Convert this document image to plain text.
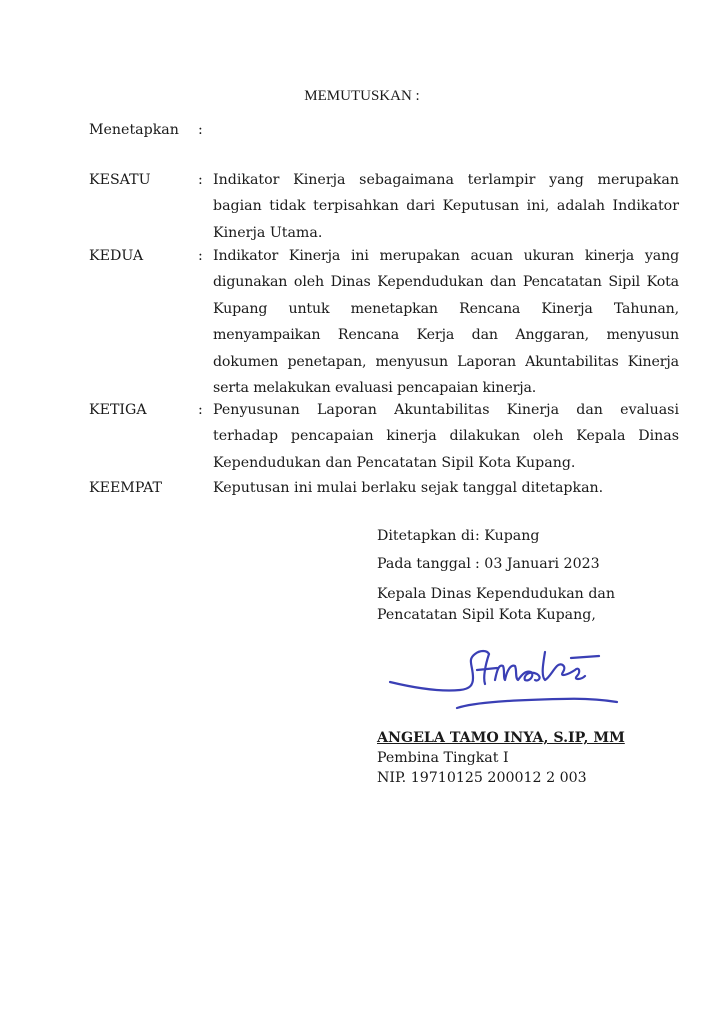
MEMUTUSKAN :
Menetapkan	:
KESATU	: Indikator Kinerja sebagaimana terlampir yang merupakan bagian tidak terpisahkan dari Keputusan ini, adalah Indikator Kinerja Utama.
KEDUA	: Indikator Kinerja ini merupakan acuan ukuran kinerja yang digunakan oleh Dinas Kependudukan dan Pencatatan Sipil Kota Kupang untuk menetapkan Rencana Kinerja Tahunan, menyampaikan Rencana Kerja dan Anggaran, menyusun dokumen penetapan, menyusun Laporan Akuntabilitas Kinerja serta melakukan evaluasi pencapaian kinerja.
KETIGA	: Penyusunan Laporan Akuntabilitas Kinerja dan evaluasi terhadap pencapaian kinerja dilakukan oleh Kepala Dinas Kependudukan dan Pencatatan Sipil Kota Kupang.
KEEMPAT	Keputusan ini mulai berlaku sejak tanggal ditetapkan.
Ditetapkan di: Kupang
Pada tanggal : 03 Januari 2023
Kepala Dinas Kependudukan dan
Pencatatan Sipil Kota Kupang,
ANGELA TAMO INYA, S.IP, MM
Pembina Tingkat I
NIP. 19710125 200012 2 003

* * *

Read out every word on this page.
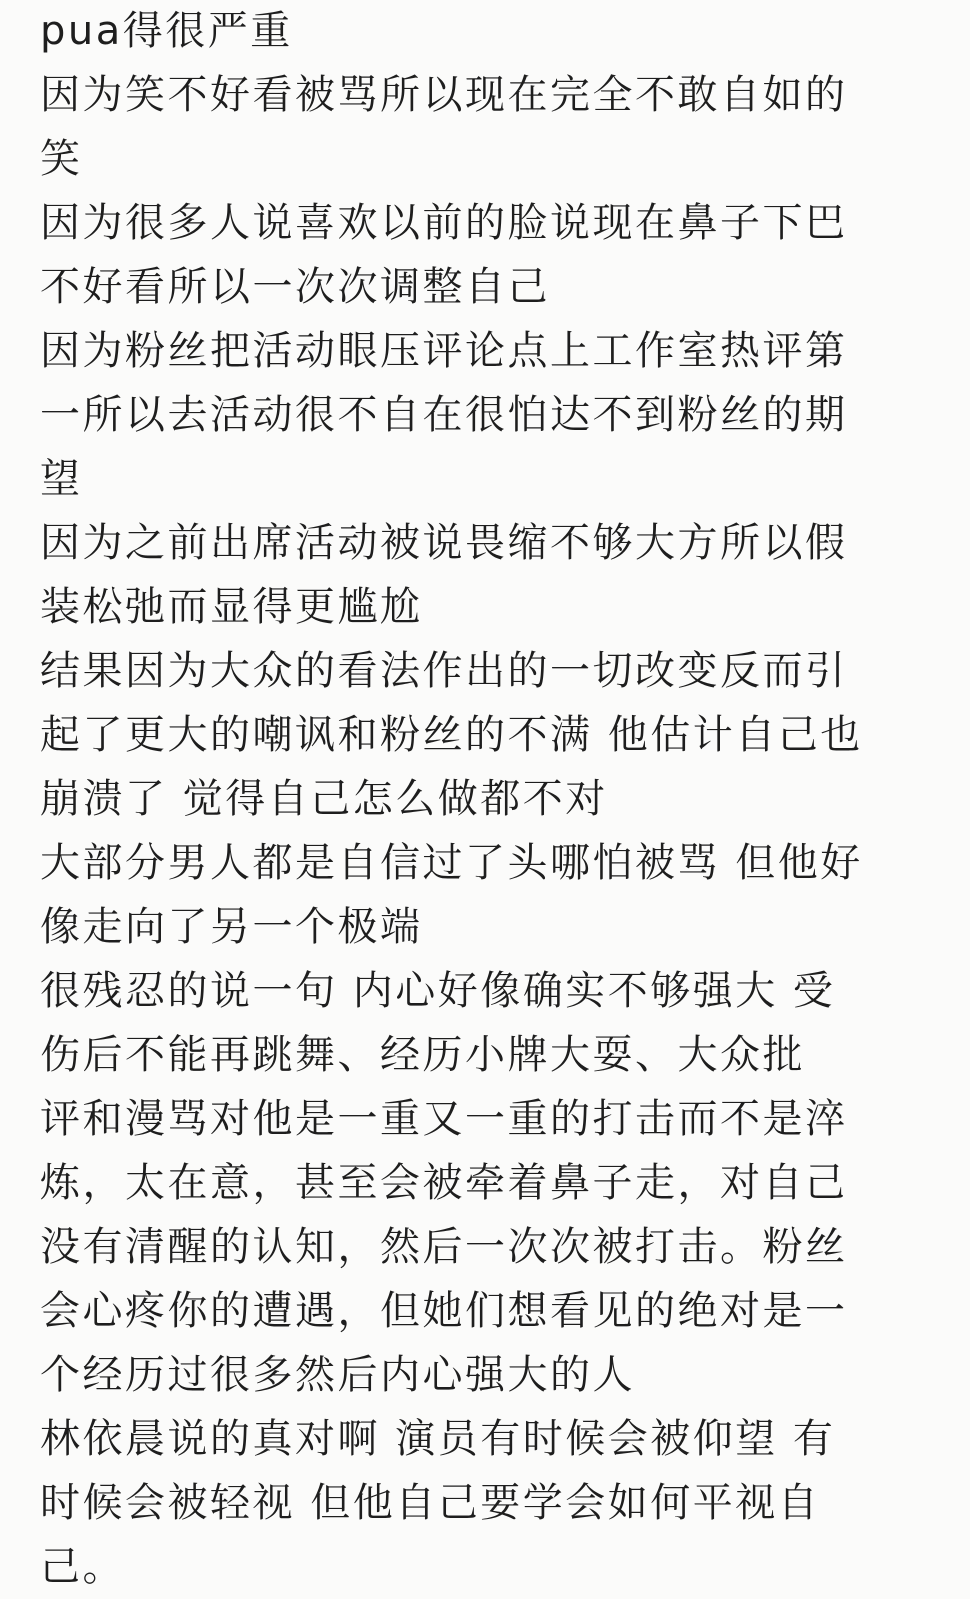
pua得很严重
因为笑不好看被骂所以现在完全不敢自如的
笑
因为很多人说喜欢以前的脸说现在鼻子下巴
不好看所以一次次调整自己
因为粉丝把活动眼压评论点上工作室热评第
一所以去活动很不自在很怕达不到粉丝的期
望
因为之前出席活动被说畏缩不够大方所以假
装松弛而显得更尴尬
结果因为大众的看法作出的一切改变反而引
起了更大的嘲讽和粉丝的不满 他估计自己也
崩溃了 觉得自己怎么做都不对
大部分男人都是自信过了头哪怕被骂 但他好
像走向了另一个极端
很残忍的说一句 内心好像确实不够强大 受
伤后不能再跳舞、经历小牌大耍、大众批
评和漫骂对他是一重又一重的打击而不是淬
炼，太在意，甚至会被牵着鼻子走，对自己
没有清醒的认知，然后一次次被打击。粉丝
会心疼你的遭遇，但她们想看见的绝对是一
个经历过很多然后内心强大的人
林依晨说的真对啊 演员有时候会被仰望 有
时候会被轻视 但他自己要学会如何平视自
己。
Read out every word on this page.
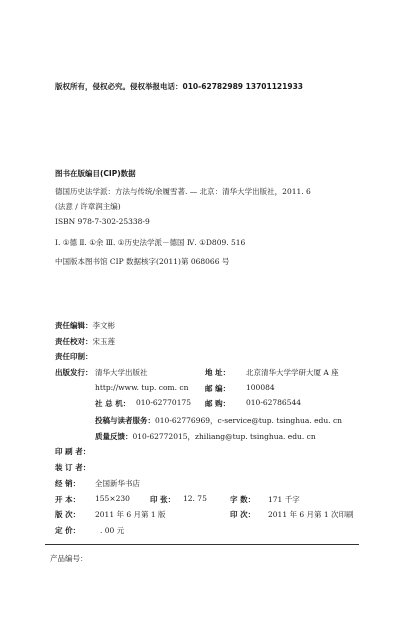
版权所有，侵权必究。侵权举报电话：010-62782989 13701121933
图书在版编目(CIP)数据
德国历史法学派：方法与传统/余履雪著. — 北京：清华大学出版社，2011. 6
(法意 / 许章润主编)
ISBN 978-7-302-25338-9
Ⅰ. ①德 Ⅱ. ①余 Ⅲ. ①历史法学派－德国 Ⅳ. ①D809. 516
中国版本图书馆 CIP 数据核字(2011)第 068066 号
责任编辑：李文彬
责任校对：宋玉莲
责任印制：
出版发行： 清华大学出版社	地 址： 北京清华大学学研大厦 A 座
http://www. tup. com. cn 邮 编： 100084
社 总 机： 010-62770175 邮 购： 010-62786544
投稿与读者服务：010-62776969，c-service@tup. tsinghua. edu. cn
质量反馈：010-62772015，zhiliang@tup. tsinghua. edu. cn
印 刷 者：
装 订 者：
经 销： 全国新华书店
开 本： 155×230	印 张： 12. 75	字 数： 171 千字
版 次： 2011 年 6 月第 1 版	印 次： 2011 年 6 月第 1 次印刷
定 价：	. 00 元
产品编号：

Task prompt
In the listing, find each line with the string "Indikator" and copy it.

Task solution
KESATU	: Indikator Kinerja sebagaimana terlampir yang merupakan bagian tidak terpisahkan dari Keputusan ini, adalah Indikator Kinerja Utama.
KEDUA	: Indikator Kinerja ini merupakan acuan ukuran kinerja yang digunakan oleh Dinas Kependudukan dan Pencatatan Sipil Kota Kupang untuk menetapkan Rencana Kinerja Tahunan, menyampaikan Rencana Kerja dan Anggaran, menyusun dokumen penetapan, menyusun Laporan Akuntabilitas Kinerja serta melakukan evaluasi pencapaian kinerja.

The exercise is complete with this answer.